# Exercise task:
All of the data needs to be repeated exactly.

* Begin Information shown *

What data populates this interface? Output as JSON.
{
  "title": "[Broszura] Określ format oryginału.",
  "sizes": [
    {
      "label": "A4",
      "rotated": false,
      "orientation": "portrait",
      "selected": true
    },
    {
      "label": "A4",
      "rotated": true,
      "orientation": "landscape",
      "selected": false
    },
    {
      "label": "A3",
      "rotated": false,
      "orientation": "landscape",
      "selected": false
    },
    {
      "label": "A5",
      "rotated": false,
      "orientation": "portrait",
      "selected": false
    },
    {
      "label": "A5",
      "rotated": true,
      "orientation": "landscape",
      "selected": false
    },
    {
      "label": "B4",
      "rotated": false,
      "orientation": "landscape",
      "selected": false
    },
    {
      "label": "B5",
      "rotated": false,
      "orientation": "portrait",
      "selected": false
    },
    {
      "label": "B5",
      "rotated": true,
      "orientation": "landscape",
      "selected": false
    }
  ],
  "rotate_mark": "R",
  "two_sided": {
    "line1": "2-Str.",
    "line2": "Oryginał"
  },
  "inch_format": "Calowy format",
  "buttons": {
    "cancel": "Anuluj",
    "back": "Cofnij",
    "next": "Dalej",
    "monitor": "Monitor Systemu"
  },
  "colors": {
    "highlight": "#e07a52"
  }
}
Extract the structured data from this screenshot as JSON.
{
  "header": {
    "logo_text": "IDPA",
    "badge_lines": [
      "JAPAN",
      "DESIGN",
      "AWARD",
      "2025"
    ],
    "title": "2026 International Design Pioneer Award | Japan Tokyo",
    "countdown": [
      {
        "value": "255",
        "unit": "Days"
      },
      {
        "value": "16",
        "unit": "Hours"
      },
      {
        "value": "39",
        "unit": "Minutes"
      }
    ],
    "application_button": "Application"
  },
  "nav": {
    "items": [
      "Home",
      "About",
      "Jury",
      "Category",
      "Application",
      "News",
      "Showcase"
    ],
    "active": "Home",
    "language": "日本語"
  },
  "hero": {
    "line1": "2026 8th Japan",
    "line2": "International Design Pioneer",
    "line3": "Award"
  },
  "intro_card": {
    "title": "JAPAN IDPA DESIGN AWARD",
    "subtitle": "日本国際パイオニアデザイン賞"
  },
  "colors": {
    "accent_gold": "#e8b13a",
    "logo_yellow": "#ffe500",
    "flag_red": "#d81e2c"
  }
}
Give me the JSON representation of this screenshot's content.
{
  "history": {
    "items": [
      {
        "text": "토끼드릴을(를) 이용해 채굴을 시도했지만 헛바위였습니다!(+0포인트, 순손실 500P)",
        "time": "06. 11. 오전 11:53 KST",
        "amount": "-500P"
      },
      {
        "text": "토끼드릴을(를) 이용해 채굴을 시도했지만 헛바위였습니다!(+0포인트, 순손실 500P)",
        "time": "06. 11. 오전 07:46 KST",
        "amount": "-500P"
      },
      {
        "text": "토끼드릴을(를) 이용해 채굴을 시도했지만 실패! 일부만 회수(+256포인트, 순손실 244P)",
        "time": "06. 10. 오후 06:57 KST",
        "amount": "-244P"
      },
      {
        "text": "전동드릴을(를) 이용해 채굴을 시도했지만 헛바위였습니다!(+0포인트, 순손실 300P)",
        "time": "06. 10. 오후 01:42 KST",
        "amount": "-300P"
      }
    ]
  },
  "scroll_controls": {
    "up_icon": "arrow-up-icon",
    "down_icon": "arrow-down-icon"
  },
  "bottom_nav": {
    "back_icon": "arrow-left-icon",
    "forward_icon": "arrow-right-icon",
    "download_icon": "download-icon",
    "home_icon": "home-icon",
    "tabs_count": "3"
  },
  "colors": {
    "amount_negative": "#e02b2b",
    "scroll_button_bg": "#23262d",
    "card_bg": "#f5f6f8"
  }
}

* End Information shown *

# Written solution:
What data populates this interface? Output as JSON.
{
  "title": "[Broszura] Określ format oryginału.",
  "sizes": [
    {
      "label": "A4",
      "rotated": false,
      "orientation": "portrait",
      "selected": true
    },
    {
      "label": "A4",
      "rotated": true,
      "orientation": "landscape",
      "selected": false
    },
    {
      "label": "A3",
      "rotated": false,
      "orientation": "landscape",
      "selected": false
    },
    {
      "label": "A5",
      "rotated": false,
      "orientation": "portrait",
      "selected": false
    },
    {
      "label": "A5",
      "rotated": true,
      "orientation": "landscape",
      "selected": false
    },
    {
      "label": "B4",
      "rotated": false,
      "orientation": "landscape",
      "selected": false
    },
    {
      "label": "B5",
      "rotated": false,
      "orientation": "portrait",
      "selected": false
    },
    {
      "label": "B5",
      "rotated": true,
      "orientation": "landscape",
      "selected": false
    }
  ],
  "rotate_mark": "R",
  "two_sided": {
    "line1": "2-Str.",
    "line2": "Oryginał"
  },
  "inch_format": "Calowy format",
  "buttons": {
    "cancel": "Anuluj",
    "back": "Cofnij",
    "next": "Dalej",
    "monitor": "Monitor Systemu"
  },
  "colors": {
    "highlight": "#e07a52"
  }
}
Extract the structured data from this screenshot as JSON.
{
  "header": {
    "logo_text": "IDPA",
    "badge_lines": [
      "JAPAN",
      "DESIGN",
      "AWARD",
      "2025"
    ],
    "title": "2026 International Design Pioneer Award | Japan Tokyo",
    "countdown": [
      {
        "value": "255",
        "unit": "Days"
      },
      {
        "value": "16",
        "unit": "Hours"
      },
      {
        "value": "39",
        "unit": "Minutes"
      }
    ],
    "application_button": "Application"
  },
  "nav": {
    "items": [
      "Home",
      "About",
      "Jury",
      "Category",
      "Application",
      "News",
      "Showcase"
    ],
    "active": "Home",
    "language": "日本語"
  },
  "hero": {
    "line1": "2026 8th Japan",
    "line2": "International Design Pioneer",
    "line3": "Award"
  },
  "intro_card": {
    "title": "JAPAN IDPA DESIGN AWARD",
    "subtitle": "日本国際パイオニアデザイン賞"
  },
  "colors": {
    "accent_gold": "#e8b13a",
    "logo_yellow": "#ffe500",
    "flag_red": "#d81e2c"
  }
}
Give me the JSON representation of this screenshot's content.
{
  "history": {
    "items": [
      {
        "text": "토끼드릴을(를) 이용해 채굴을 시도했지만 헛바위였습니다!(+0포인트, 순손실 500P)",
        "time": "06. 11. 오전 11:53 KST",
        "amount": "-500P"
      },
      {
        "text": "토끼드릴을(를) 이용해 채굴을 시도했지만 헛바위였습니다!(+0포인트, 순손실 500P)",
        "time": "06. 11. 오전 07:46 KST",
        "amount": "-500P"
      },
      {
        "text": "토끼드릴을(를) 이용해 채굴을 시도했지만 실패! 일부만 회수(+256포인트, 순손실 244P)",
        "time": "06. 10. 오후 06:57 KST",
        "amount": "-244P"
      },
      {
        "text": "전동드릴을(를) 이용해 채굴을 시도했지만 헛바위였습니다!(+0포인트, 순손실 300P)",
        "time": "06. 10. 오후 01:42 KST",
        "amount": "-300P"
      }
    ]
  },
  "scroll_controls": {
    "up_icon": "arrow-up-icon",
    "down_icon": "arrow-down-icon"
  },
  "bottom_nav": {
    "back_icon": "arrow-left-icon",
    "forward_icon": "arrow-right-icon",
    "download_icon": "download-icon",
    "home_icon": "home-icon",
    "tabs_count": "3"
  },
  "colors": {
    "amount_negative": "#e02b2b",
    "scroll_button_bg": "#23262d",
    "card_bg": "#f5f6f8"
  }
}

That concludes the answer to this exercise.